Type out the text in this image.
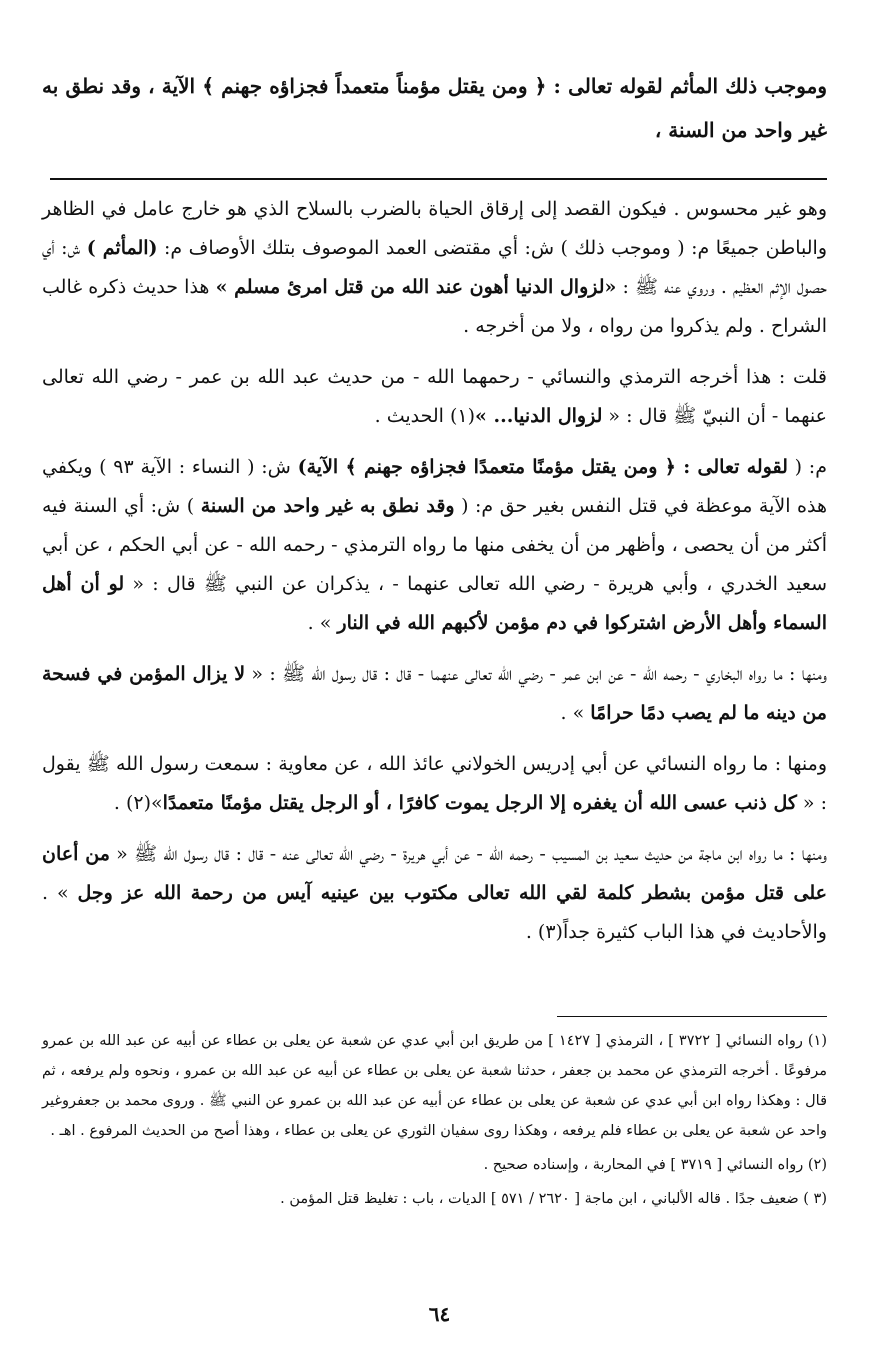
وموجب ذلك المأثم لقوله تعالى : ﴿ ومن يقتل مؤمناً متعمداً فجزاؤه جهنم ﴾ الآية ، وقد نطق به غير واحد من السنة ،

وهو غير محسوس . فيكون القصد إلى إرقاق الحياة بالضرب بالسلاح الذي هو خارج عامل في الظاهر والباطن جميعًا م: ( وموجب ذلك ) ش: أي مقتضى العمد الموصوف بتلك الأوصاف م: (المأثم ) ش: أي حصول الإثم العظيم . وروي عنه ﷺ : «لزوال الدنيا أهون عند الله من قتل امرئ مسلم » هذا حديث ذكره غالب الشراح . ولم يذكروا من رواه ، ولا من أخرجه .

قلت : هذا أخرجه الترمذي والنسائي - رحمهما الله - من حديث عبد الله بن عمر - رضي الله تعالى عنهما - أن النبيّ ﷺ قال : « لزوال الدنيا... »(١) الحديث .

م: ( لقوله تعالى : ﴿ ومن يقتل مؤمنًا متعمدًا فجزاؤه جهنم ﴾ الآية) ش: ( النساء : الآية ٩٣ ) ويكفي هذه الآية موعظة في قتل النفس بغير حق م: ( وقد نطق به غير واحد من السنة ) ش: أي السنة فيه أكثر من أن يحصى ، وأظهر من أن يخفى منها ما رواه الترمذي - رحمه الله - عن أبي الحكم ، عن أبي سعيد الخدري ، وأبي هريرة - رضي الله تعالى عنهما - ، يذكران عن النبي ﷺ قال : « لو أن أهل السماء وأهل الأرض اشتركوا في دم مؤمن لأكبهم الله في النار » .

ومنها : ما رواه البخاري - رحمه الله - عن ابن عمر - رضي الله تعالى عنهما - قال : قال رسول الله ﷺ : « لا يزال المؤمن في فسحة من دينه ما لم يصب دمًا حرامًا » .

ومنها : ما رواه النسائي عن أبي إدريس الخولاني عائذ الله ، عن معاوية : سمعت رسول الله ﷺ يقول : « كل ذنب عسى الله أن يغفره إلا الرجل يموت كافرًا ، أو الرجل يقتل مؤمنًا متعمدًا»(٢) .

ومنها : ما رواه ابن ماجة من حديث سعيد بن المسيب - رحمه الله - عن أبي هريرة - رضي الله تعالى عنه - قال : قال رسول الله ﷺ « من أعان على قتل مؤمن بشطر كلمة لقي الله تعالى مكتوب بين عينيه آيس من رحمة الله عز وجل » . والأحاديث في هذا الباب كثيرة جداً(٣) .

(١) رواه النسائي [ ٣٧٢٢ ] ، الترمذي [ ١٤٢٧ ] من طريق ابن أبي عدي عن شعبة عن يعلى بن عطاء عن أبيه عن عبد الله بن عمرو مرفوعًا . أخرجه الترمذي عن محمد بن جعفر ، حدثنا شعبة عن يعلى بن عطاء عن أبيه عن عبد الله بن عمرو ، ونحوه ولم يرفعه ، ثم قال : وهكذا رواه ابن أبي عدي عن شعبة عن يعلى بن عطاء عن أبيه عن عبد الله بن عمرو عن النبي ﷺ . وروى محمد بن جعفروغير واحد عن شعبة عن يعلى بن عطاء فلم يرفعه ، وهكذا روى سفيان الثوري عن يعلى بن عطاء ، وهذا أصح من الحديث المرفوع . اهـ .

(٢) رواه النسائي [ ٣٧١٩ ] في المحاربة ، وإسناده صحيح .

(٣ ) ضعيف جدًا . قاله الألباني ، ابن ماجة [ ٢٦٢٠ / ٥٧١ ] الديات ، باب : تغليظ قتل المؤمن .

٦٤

════════════════════

_Requirements:_ Every line should be retyped exactly, with the pictures omitted.

_Written response:_
Type out the text in this image.
وموجب ذلك المأثم لقوله تعالى : ﴿ ومن يقتل مؤمناً متعمداً فجزاؤه جهنم ﴾ الآية ، وقد نطق به غير واحد من السنة ،

وهو غير محسوس . فيكون القصد إلى إرقاق الحياة بالضرب بالسلاح الذي هو خارج عامل في الظاهر والباطن جميعًا م: ( وموجب ذلك ) ش: أي مقتضى العمد الموصوف بتلك الأوصاف م: (المأثم ) ش: أي حصول الإثم العظيم . وروي عنه ﷺ : «لزوال الدنيا أهون عند الله من قتل امرئ مسلم » هذا حديث ذكره غالب الشراح . ولم يذكروا من رواه ، ولا من أخرجه .

قلت : هذا أخرجه الترمذي والنسائي - رحمهما الله - من حديث عبد الله بن عمر - رضي الله تعالى عنهما - أن النبيّ ﷺ قال : « لزوال الدنيا... »(١) الحديث .

م: ( لقوله تعالى : ﴿ ومن يقتل مؤمنًا متعمدًا فجزاؤه جهنم ﴾ الآية) ش: ( النساء : الآية ٩٣ ) ويكفي هذه الآية موعظة في قتل النفس بغير حق م: ( وقد نطق به غير واحد من السنة ) ش: أي السنة فيه أكثر من أن يحصى ، وأظهر من أن يخفى منها ما رواه الترمذي - رحمه الله - عن أبي الحكم ، عن أبي سعيد الخدري ، وأبي هريرة - رضي الله تعالى عنهما - ، يذكران عن النبي ﷺ قال : « لو أن أهل السماء وأهل الأرض اشتركوا في دم مؤمن لأكبهم الله في النار » .

ومنها : ما رواه البخاري - رحمه الله - عن ابن عمر - رضي الله تعالى عنهما - قال : قال رسول الله ﷺ : « لا يزال المؤمن في فسحة من دينه ما لم يصب دمًا حرامًا » .

ومنها : ما رواه النسائي عن أبي إدريس الخولاني عائذ الله ، عن معاوية : سمعت رسول الله ﷺ يقول : « كل ذنب عسى الله أن يغفره إلا الرجل يموت كافرًا ، أو الرجل يقتل مؤمنًا متعمدًا»(٢) .

ومنها : ما رواه ابن ماجة من حديث سعيد بن المسيب - رحمه الله - عن أبي هريرة - رضي الله تعالى عنه - قال : قال رسول الله ﷺ « من أعان على قتل مؤمن بشطر كلمة لقي الله تعالى مكتوب بين عينيه آيس من رحمة الله عز وجل » . والأحاديث في هذا الباب كثيرة جداً(٣) .

(١) رواه النسائي [ ٣٧٢٢ ] ، الترمذي [ ١٤٢٧ ] من طريق ابن أبي عدي عن شعبة عن يعلى بن عطاء عن أبيه عن عبد الله بن عمرو مرفوعًا . أخرجه الترمذي عن محمد بن جعفر ، حدثنا شعبة عن يعلى بن عطاء عن أبيه عن عبد الله بن عمرو ، ونحوه ولم يرفعه ، ثم قال : وهكذا رواه ابن أبي عدي عن شعبة عن يعلى بن عطاء عن أبيه عن عبد الله بن عمرو عن النبي ﷺ . وروى محمد بن جعفروغير واحد عن شعبة عن يعلى بن عطاء فلم يرفعه ، وهكذا روى سفيان الثوري عن يعلى بن عطاء ، وهذا أصح من الحديث المرفوع . اهـ .

(٢) رواه النسائي [ ٣٧١٩ ] في المحاربة ، وإسناده صحيح .

(٣ ) ضعيف جدًا . قاله الألباني ، ابن ماجة [ ٢٦٢٠ / ٥٧١ ] الديات ، باب : تغليظ قتل المؤمن .

٦٤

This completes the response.